Task brief:
Every line of the material below should be repeated exactly.
☆ ☆ ☆ ☆ ☆ ☆ ☆
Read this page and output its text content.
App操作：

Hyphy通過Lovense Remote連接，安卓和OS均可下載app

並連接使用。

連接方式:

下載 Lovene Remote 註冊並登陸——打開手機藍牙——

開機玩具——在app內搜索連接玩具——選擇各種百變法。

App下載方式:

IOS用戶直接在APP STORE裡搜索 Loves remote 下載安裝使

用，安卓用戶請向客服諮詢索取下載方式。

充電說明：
☆ ☆ ☆ ☆ ☆ ☆ ☆
In response:
Read this page and output its text content.
App操作：

Hyphy通過Lovense Remote連接，安卓和OS均可下載app

並連接使用。

連接方式:

下載 Lovene Remote 註冊並登陸——打開手機藍牙——

開機玩具——在app內搜索連接玩具——選擇各種百變法。

App下載方式:

IOS用戶直接在APP STORE裡搜索 Loves remote 下載安裝使

用，安卓用戶請向客服諮詢索取下載方式。

充電說明：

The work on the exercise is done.